### Source records

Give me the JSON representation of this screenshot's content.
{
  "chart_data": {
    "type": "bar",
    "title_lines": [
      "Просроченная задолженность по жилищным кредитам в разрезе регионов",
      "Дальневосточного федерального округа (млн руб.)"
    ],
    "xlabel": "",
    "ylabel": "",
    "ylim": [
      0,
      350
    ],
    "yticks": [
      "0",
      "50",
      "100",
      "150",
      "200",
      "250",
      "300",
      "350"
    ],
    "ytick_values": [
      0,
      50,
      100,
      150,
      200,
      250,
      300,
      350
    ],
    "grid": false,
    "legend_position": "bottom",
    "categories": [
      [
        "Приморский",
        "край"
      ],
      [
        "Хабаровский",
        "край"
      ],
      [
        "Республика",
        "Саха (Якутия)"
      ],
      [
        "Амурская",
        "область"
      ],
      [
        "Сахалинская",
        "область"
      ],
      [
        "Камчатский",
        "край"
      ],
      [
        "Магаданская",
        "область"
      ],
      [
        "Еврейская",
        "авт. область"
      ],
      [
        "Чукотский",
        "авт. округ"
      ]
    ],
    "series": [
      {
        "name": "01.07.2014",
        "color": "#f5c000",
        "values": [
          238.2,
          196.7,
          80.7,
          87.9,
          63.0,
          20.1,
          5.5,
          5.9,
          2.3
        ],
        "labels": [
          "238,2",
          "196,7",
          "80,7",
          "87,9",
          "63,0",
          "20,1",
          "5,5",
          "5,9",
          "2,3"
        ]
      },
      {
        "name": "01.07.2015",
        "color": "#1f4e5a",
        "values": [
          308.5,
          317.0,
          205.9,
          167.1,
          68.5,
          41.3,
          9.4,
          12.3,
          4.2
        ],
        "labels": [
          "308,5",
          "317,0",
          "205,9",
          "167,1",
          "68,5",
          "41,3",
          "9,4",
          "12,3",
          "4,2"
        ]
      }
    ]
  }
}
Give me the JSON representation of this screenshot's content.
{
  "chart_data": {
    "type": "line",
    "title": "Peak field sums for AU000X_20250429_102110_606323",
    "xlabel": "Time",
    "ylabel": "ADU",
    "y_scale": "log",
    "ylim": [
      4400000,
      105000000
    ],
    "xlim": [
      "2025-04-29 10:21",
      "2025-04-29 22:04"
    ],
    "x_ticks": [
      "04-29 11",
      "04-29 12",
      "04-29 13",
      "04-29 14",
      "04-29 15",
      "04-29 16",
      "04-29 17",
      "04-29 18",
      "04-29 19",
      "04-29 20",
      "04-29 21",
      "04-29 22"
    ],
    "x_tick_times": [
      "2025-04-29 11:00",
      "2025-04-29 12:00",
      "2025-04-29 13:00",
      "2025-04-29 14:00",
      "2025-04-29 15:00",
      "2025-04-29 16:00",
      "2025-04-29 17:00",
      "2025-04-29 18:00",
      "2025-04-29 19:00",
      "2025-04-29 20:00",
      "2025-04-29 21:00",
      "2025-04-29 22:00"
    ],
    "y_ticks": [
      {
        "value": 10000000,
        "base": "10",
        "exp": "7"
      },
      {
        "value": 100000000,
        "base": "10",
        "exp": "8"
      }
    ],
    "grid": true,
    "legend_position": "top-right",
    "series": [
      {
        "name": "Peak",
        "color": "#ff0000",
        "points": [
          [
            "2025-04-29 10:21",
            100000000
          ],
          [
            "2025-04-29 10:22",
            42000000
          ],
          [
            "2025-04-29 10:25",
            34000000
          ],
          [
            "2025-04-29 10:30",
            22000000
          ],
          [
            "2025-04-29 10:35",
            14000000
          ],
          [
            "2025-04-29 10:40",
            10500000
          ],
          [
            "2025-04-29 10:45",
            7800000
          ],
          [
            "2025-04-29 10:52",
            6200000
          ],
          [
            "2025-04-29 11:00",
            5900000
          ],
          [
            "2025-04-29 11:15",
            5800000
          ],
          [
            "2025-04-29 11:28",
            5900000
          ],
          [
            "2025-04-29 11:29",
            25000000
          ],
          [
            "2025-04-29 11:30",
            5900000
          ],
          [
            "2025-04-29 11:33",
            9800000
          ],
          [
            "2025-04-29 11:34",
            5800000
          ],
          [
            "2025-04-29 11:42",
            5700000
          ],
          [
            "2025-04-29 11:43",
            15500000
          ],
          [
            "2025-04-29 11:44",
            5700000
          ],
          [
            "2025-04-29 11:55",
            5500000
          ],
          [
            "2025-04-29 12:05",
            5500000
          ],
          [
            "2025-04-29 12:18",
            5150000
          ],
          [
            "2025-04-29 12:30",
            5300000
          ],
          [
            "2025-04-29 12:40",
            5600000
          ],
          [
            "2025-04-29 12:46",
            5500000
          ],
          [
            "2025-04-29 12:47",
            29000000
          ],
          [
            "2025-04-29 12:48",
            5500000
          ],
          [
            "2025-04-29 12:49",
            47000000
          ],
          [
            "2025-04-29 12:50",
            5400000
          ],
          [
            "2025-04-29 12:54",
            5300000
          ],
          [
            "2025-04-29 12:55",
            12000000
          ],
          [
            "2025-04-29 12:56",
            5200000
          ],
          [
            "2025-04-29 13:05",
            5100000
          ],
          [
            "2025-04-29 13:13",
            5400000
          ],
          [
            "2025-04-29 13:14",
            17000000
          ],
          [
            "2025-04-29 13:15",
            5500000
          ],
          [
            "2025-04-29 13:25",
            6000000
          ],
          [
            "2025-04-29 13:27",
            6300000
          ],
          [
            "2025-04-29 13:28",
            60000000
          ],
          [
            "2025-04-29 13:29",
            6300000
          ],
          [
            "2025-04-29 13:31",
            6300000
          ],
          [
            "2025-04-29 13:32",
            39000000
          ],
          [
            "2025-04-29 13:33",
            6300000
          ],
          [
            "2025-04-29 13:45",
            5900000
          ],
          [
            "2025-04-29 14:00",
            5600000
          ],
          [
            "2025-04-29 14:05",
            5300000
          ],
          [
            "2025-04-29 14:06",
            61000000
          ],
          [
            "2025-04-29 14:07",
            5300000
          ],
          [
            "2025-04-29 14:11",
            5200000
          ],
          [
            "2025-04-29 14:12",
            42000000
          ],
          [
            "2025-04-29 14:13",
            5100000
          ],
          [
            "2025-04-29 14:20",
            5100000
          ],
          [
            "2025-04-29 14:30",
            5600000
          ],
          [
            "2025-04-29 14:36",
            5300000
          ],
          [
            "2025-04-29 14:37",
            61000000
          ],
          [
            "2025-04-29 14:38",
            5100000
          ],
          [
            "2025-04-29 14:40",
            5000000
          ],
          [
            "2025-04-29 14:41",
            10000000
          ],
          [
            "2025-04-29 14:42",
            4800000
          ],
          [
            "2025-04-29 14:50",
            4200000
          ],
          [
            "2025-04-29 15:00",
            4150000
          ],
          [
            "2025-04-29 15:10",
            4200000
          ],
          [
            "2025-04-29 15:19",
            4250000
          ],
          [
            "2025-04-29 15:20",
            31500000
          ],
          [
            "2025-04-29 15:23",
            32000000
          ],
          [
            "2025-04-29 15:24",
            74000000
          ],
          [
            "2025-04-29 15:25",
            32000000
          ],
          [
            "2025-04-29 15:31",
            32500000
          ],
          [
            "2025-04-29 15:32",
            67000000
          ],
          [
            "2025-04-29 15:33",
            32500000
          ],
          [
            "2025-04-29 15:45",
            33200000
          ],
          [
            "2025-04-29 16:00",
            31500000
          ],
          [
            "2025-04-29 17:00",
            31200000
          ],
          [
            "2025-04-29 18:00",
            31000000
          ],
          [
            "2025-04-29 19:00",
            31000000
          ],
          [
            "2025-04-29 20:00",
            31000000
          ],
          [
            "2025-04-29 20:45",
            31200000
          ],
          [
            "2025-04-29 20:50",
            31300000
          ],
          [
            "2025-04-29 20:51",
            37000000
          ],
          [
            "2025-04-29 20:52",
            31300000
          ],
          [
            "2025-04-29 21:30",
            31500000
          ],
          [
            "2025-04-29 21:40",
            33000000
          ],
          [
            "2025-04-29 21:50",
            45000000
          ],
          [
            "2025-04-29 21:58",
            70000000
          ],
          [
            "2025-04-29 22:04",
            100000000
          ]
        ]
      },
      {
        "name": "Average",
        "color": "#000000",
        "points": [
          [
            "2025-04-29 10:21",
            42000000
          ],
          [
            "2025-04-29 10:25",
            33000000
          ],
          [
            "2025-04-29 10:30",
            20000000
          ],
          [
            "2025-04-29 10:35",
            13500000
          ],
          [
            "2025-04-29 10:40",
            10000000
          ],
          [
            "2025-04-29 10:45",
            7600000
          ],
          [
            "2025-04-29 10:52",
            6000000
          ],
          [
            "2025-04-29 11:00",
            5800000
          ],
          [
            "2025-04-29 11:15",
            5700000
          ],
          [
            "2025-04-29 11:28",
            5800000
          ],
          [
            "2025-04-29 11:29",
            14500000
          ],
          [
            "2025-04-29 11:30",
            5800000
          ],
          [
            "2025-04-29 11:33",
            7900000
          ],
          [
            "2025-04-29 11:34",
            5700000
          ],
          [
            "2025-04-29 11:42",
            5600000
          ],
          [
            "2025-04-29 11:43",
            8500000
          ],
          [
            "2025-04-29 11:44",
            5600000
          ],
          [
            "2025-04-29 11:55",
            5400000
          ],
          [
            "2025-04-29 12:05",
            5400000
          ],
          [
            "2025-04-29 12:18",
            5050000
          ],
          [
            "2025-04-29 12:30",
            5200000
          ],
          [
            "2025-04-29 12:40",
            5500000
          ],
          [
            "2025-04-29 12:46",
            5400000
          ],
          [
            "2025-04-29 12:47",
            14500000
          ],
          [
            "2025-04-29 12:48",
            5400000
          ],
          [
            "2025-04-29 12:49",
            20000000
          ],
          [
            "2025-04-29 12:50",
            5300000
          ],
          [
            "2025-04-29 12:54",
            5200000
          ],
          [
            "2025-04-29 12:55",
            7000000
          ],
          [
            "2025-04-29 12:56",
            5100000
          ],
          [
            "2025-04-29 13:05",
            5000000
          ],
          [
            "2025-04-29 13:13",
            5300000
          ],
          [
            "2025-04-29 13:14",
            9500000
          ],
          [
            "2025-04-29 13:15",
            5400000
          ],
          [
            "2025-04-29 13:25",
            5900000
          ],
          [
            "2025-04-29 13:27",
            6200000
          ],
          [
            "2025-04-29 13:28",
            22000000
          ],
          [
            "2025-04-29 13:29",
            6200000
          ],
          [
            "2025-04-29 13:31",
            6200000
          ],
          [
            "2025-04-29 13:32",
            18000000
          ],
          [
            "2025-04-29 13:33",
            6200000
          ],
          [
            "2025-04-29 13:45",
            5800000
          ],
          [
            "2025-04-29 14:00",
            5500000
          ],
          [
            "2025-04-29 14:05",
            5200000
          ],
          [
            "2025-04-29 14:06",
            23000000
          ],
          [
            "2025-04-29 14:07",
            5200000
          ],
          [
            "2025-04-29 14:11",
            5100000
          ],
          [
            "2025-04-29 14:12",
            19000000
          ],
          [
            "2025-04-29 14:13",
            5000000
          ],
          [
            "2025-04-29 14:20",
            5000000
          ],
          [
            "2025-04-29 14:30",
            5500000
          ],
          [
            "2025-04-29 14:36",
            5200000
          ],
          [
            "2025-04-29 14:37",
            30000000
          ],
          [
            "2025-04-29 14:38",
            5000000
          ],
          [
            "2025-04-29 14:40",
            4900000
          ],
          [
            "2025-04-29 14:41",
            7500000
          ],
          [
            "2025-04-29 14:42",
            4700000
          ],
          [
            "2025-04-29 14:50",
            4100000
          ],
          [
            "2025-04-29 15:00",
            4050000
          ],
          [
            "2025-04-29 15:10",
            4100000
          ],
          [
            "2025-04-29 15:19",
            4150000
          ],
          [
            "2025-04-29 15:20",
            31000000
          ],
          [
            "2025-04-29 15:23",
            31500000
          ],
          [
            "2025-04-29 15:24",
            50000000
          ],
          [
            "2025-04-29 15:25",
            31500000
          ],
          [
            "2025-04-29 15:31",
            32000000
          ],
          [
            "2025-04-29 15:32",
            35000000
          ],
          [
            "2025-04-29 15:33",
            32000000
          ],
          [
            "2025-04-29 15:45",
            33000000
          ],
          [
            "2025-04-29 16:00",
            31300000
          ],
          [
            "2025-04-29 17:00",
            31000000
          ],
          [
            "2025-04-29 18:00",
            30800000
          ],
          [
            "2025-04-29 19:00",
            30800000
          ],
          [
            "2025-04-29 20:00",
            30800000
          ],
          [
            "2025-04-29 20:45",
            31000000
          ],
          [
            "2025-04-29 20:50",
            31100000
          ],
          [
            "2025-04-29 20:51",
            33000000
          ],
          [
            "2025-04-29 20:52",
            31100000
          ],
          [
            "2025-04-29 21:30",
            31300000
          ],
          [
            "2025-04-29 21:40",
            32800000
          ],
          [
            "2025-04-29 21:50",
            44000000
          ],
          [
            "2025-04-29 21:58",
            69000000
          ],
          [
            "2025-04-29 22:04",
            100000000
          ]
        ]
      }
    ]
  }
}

---

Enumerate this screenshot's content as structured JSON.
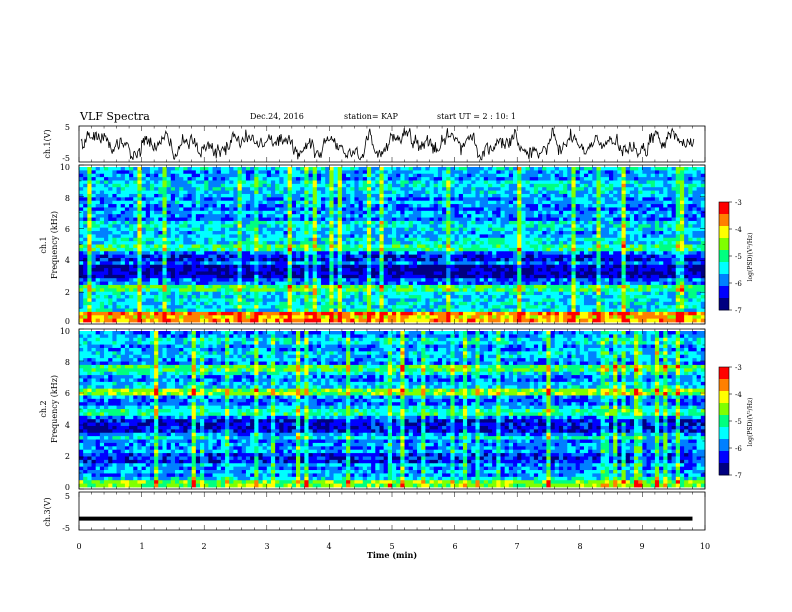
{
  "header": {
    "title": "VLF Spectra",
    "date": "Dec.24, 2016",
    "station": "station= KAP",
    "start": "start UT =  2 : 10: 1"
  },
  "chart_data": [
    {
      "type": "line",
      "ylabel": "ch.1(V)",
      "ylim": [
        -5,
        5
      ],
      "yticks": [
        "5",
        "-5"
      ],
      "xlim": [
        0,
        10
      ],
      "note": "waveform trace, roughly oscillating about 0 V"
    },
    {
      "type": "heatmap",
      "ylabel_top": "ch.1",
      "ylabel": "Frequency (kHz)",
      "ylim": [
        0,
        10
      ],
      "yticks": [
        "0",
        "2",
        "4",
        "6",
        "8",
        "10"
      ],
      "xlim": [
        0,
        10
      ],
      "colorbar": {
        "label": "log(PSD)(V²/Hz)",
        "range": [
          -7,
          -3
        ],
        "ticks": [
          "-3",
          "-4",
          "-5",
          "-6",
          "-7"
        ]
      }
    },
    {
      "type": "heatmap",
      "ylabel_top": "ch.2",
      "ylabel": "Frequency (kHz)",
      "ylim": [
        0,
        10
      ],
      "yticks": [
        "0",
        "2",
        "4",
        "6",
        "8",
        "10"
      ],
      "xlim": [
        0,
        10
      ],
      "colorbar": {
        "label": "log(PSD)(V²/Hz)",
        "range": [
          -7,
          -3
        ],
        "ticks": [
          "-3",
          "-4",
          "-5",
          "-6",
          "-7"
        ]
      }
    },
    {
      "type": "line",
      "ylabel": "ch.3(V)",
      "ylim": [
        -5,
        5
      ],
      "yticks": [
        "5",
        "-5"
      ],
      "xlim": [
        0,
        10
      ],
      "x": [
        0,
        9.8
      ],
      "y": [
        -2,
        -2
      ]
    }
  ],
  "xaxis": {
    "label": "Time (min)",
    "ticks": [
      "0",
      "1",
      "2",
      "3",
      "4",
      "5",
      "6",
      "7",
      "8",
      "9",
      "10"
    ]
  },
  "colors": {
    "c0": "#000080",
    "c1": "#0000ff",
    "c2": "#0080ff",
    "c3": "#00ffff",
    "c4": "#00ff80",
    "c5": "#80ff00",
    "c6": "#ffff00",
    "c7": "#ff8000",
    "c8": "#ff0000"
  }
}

### Task goal
Determine how many lines of the records above contain the word "name", and report only that number.

### Solved problem
4